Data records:
────────

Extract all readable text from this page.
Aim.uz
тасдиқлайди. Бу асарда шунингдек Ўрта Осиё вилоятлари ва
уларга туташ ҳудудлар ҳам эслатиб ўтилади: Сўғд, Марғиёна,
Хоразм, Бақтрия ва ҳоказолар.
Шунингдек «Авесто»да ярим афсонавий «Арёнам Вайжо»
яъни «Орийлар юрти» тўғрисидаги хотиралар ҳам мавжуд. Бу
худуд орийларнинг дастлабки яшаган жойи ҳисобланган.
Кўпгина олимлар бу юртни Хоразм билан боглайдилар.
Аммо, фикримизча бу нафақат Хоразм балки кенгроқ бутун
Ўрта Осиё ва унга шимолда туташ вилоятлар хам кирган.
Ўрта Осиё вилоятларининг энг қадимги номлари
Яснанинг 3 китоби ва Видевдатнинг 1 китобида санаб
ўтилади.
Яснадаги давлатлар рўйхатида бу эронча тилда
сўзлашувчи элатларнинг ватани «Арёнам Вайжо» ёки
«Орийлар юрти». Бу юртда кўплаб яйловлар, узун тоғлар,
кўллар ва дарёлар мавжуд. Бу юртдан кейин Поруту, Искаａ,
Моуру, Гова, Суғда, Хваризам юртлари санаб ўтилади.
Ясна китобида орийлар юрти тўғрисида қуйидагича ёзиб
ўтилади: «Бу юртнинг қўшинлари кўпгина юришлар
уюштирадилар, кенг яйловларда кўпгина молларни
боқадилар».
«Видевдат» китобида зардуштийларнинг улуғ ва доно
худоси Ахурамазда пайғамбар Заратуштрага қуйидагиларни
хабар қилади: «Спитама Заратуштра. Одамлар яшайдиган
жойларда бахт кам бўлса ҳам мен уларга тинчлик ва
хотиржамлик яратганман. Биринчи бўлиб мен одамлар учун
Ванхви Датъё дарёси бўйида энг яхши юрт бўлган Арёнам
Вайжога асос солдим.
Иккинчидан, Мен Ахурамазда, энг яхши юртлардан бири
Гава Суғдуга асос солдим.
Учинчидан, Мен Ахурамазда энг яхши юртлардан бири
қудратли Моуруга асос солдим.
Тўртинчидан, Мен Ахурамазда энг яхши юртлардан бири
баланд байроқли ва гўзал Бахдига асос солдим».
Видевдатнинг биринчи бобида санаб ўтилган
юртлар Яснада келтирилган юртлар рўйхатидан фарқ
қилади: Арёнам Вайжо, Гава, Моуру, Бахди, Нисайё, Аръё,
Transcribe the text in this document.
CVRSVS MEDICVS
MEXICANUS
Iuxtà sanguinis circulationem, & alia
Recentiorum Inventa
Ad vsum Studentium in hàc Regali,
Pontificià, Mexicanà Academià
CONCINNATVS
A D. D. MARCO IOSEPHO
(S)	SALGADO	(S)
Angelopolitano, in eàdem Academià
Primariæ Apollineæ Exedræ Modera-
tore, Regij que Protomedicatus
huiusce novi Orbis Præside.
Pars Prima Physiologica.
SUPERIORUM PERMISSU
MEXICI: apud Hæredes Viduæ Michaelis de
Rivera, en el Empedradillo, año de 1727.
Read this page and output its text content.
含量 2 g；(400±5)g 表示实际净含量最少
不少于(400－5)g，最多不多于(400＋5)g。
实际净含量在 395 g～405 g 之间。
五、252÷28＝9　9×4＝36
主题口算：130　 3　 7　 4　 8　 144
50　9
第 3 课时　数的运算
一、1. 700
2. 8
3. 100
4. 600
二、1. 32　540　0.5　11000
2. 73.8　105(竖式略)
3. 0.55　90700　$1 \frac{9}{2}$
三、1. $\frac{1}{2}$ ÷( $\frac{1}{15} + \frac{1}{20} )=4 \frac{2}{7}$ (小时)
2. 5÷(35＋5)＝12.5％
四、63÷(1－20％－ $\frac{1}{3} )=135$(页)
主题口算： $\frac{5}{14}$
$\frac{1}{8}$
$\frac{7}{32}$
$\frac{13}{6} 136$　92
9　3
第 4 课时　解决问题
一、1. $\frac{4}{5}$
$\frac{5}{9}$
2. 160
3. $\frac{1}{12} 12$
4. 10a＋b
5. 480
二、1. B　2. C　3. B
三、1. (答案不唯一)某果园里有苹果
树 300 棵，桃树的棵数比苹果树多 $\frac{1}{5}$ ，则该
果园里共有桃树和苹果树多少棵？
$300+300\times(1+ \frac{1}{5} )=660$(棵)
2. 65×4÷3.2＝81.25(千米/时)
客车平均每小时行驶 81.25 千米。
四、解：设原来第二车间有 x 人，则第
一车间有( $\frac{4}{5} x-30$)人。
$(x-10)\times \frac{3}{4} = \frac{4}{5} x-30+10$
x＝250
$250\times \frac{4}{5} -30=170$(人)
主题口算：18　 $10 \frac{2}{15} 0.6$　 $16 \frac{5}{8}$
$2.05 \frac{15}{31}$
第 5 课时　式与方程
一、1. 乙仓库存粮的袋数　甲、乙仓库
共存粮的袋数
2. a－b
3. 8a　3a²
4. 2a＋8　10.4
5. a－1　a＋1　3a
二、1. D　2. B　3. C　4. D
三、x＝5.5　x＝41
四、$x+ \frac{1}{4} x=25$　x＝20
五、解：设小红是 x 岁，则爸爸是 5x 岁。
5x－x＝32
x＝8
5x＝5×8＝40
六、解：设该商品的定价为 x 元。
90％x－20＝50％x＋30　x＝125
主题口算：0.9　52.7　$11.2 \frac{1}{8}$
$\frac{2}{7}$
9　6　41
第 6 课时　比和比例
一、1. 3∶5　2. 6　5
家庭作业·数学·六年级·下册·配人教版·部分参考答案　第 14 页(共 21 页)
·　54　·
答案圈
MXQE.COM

────────

• GIVEN INSTRUCTION: Transcribe all of the material exactly. Omit nothing.

• THE SOLUTION:
Extract all readable text from this page.
Aim.uz
тасдиқлайди. Бу асарда шунингдек Ўрта Осиё вилоятлари ва
уларга туташ ҳудудлар ҳам эслатиб ўтилади: Сўғд, Марғиёна,
Хоразм, Бақтрия ва ҳоказолар.
Шунингдек «Авесто»да ярим афсонавий «Арёнам Вайжо»
яъни «Орийлар юрти» тўғрисидаги хотиралар ҳам мавжуд. Бу
худуд орийларнинг дастлабки яшаган жойи ҳисобланган.
Кўпгина олимлар бу юртни Хоразм билан боглайдилар.
Аммо, фикримизча бу нафақат Хоразм балки кенгроқ бутун
Ўрта Осиё ва унга шимолда туташ вилоятлар хам кирган.
Ўрта Осиё вилоятларининг энг қадимги номлари
Яснанинг 3 китоби ва Видевдатнинг 1 китобида санаб
ўтилади.
Яснадаги давлатлар рўйхатида бу эронча тилда
сўзлашувчи элатларнинг ватани «Арёнам Вайжо» ёки
«Орийлар юрти». Бу юртда кўплаб яйловлар, узун тоғлар,
кўллар ва дарёлар мавжуд. Бу юртдан кейин Поруту, Искаａ,
Моуру, Гова, Суғда, Хваризам юртлари санаб ўтилади.
Ясна китобида орийлар юрти тўғрисида қуйидагича ёзиб
ўтилади: «Бу юртнинг қўшинлари кўпгина юришлар
уюштирадилар, кенг яйловларда кўпгина молларни
боқадилар».
«Видевдат» китобида зардуштийларнинг улуғ ва доно
худоси Ахурамазда пайғамбар Заратуштрага қуйидагиларни
хабар қилади: «Спитама Заратуштра. Одамлар яшайдиган
жойларда бахт кам бўлса ҳам мен уларга тинчлик ва
хотиржамлик яратганман. Биринчи бўлиб мен одамлар учун
Ванхви Датъё дарёси бўйида энг яхши юрт бўлган Арёнам
Вайжога асос солдим.
Иккинчидан, Мен Ахурамазда, энг яхши юртлардан бири
Гава Суғдуга асос солдим.
Учинчидан, Мен Ахурамазда энг яхши юртлардан бири
қудратли Моуруга асос солдим.
Тўртинчидан, Мен Ахурамазда энг яхши юртлардан бири
баланд байроқли ва гўзал Бахдига асос солдим».
Видевдатнинг биринчи бобида санаб ўтилган
юртлар Яснада келтирилган юртлар рўйхатидан фарқ
қилади: Арёнам Вайжо, Гава, Моуру, Бахди, Нисайё, Аръё,
Transcribe the text in this document.
CVRSVS MEDICVS
MEXICANUS
Iuxtà sanguinis circulationem, & alia
Recentiorum Inventa
Ad vsum Studentium in hàc Regali,
Pontificià, Mexicanà Academià
CONCINNATVS
A D. D. MARCO IOSEPHO
(S)	SALGADO	(S)
Angelopolitano, in eàdem Academià
Primariæ Apollineæ Exedræ Modera-
tore, Regij que Protomedicatus
huiusce novi Orbis Præside.
Pars Prima Physiologica.
SUPERIORUM PERMISSU
MEXICI: apud Hæredes Viduæ Michaelis de
Rivera, en el Empedradillo, año de 1727.
Read this page and output its text content.
含量 2 g；(400±5)g 表示实际净含量最少
不少于(400－5)g，最多不多于(400＋5)g。
实际净含量在 395 g～405 g 之间。
五、252÷28＝9　9×4＝36
主题口算：130　 3　 7　 4　 8　 144
50　9
第 3 课时　数的运算
一、1. 700
2. 8
3. 100
4. 600
二、1. 32　540　0.5　11000
2. 73.8　105(竖式略)
3. 0.55　90700　$1 \frac{9}{2}$
三、1. $\frac{1}{2}$ ÷( $\frac{1}{15} + \frac{1}{20} )=4 \frac{2}{7}$ (小时)
2. 5÷(35＋5)＝12.5％
四、63÷(1－20％－ $\frac{1}{3} )=135$(页)
主题口算： $\frac{5}{14}$
$\frac{1}{8}$
$\frac{7}{32}$
$\frac{13}{6} 136$　92
9　3
第 4 课时　解决问题
一、1. $\frac{4}{5}$
$\frac{5}{9}$
2. 160
3. $\frac{1}{12} 12$
4. 10a＋b
5. 480
二、1. B　2. C　3. B
三、1. (答案不唯一)某果园里有苹果
树 300 棵，桃树的棵数比苹果树多 $\frac{1}{5}$ ，则该
果园里共有桃树和苹果树多少棵？
$300+300\times(1+ \frac{1}{5} )=660$(棵)
2. 65×4÷3.2＝81.25(千米/时)
客车平均每小时行驶 81.25 千米。
四、解：设原来第二车间有 x 人，则第
一车间有( $\frac{4}{5} x-30$)人。
$(x-10)\times \frac{3}{4} = \frac{4}{5} x-30+10$
x＝250
$250\times \frac{4}{5} -30=170$(人)
主题口算：18　 $10 \frac{2}{15} 0.6$　 $16 \frac{5}{8}$
$2.05 \frac{15}{31}$
第 5 课时　式与方程
一、1. 乙仓库存粮的袋数　甲、乙仓库
共存粮的袋数
2. a－b
3. 8a　3a²
4. 2a＋8　10.4
5. a－1　a＋1　3a
二、1. D　2. B　3. C　4. D
三、x＝5.5　x＝41
四、$x+ \frac{1}{4} x=25$　x＝20
五、解：设小红是 x 岁，则爸爸是 5x 岁。
5x－x＝32
x＝8
5x＝5×8＝40
六、解：设该商品的定价为 x 元。
90％x－20＝50％x＋30　x＝125
主题口算：0.9　52.7　$11.2 \frac{1}{8}$
$\frac{2}{7}$
9　6　41
第 6 课时　比和比例
一、1. 3∶5　2. 6　5
家庭作业·数学·六年级·下册·配人教版·部分参考答案　第 14 页(共 21 页)
·　54　·
答案圈
MXQE.COM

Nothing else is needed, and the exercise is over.